#### WHAT YOU ARE ASKED TO DO
Pick out each line containing the string "unsere" and copy it.

#### RECORDS TO USE
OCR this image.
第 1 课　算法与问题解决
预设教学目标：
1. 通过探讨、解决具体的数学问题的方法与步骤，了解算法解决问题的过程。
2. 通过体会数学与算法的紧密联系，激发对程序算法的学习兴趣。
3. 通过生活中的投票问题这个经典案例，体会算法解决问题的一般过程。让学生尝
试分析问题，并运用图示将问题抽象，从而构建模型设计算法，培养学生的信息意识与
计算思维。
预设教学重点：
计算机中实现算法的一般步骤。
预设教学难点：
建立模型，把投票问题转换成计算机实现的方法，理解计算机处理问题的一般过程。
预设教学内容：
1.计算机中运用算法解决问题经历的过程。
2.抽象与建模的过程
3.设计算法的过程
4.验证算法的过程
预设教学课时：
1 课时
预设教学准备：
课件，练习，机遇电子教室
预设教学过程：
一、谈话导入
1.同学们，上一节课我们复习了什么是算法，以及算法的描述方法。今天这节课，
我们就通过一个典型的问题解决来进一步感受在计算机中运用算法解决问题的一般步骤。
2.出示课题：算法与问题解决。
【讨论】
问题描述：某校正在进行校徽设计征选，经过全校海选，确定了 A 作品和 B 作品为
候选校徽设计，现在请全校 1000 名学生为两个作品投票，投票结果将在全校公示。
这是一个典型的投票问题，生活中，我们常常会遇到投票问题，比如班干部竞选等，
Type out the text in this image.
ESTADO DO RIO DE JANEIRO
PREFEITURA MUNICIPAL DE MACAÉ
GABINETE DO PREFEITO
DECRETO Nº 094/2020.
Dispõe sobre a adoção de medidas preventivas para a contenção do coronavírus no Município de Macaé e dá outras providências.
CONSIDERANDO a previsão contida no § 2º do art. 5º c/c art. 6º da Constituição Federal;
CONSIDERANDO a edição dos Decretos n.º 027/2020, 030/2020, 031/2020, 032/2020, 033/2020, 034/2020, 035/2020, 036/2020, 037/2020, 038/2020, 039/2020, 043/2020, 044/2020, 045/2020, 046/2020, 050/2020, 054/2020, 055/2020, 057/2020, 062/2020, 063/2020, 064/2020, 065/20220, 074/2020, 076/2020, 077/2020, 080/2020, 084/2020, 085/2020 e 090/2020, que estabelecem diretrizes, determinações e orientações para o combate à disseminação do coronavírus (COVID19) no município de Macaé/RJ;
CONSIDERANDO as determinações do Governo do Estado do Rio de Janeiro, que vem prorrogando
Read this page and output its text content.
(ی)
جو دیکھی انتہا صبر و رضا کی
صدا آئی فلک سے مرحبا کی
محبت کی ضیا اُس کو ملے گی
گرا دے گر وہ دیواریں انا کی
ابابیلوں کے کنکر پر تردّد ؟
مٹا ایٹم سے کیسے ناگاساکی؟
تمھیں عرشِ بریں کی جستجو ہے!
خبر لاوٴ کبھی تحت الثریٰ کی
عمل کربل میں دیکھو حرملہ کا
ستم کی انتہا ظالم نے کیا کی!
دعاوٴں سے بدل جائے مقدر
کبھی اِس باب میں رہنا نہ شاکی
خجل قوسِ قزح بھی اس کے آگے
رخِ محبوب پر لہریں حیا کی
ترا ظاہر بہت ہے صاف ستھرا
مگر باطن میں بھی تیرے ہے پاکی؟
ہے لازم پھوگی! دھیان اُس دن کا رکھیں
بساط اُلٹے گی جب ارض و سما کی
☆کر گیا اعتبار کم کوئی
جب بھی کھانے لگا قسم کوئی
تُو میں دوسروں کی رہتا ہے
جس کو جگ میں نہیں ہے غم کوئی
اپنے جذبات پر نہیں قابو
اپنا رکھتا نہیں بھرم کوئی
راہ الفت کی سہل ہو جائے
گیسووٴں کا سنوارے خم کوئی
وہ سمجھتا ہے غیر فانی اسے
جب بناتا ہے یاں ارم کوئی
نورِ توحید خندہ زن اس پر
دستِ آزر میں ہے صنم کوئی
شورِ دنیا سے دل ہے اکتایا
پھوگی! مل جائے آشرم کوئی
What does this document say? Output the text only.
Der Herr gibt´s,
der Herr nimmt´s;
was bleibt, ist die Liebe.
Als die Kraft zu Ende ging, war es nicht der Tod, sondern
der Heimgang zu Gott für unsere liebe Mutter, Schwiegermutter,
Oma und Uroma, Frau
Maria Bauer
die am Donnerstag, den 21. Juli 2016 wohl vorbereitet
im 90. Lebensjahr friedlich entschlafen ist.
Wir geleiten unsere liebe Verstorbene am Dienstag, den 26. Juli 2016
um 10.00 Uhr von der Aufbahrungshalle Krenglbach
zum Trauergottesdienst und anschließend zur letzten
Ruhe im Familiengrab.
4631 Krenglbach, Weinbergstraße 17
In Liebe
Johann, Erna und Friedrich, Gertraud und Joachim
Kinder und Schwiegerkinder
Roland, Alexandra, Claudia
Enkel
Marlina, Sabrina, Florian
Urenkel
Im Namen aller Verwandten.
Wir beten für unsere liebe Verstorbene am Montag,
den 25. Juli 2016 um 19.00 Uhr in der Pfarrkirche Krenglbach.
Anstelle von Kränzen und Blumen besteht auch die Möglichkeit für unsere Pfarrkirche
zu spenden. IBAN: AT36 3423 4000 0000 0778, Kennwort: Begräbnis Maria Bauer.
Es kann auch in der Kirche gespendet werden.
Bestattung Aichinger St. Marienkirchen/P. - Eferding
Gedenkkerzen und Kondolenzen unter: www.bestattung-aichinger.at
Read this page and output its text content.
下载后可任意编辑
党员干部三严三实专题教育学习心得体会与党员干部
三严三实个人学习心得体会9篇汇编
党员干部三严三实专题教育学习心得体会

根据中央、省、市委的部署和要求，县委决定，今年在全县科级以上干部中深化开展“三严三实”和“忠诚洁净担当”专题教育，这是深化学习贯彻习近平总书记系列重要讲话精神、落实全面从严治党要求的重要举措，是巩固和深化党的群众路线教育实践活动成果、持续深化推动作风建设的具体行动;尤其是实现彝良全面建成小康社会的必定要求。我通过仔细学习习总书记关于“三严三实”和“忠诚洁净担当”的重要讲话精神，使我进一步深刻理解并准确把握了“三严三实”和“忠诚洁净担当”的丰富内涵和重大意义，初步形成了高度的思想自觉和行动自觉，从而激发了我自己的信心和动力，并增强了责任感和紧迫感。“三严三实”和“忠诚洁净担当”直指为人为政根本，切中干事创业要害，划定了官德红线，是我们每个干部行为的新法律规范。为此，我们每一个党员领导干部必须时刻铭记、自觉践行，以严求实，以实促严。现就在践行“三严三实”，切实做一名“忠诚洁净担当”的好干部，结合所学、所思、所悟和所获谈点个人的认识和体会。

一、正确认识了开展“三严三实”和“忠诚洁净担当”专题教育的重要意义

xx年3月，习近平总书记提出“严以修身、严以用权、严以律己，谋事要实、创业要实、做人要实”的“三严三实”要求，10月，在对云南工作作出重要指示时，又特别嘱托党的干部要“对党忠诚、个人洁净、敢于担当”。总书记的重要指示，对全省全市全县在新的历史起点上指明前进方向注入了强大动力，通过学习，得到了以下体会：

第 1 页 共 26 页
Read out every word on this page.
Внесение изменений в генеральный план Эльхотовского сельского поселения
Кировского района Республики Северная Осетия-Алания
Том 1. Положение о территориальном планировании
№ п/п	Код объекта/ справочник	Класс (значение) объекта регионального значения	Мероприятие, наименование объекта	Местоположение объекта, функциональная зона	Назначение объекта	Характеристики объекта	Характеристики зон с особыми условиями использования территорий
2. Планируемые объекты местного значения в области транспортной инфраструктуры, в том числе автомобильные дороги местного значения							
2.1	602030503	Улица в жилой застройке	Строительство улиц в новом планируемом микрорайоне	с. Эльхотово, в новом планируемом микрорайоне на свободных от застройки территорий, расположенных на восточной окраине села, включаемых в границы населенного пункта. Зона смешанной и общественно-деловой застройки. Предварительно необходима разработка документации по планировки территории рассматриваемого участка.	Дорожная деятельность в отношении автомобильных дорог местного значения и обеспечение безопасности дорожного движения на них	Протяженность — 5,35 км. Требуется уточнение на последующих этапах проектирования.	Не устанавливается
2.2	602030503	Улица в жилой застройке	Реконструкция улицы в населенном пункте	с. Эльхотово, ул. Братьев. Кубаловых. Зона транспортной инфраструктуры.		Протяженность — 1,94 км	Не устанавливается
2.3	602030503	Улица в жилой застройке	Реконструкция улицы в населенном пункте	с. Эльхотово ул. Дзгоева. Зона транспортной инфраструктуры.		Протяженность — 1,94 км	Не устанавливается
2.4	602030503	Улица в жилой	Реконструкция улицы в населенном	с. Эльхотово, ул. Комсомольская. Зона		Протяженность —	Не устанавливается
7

#### THE REPLY
der Heimgang zu Gott für unsere liebe Mutter, Schwiegermutter,
Wir geleiten unsere liebe Verstorbene am Dienstag, den 26. Juli 2016
Wir beten für unsere liebe Verstorbene am Montag,
Anstelle von Kränzen und Blumen besteht auch die Möglichkeit für unsere Pfarrkirche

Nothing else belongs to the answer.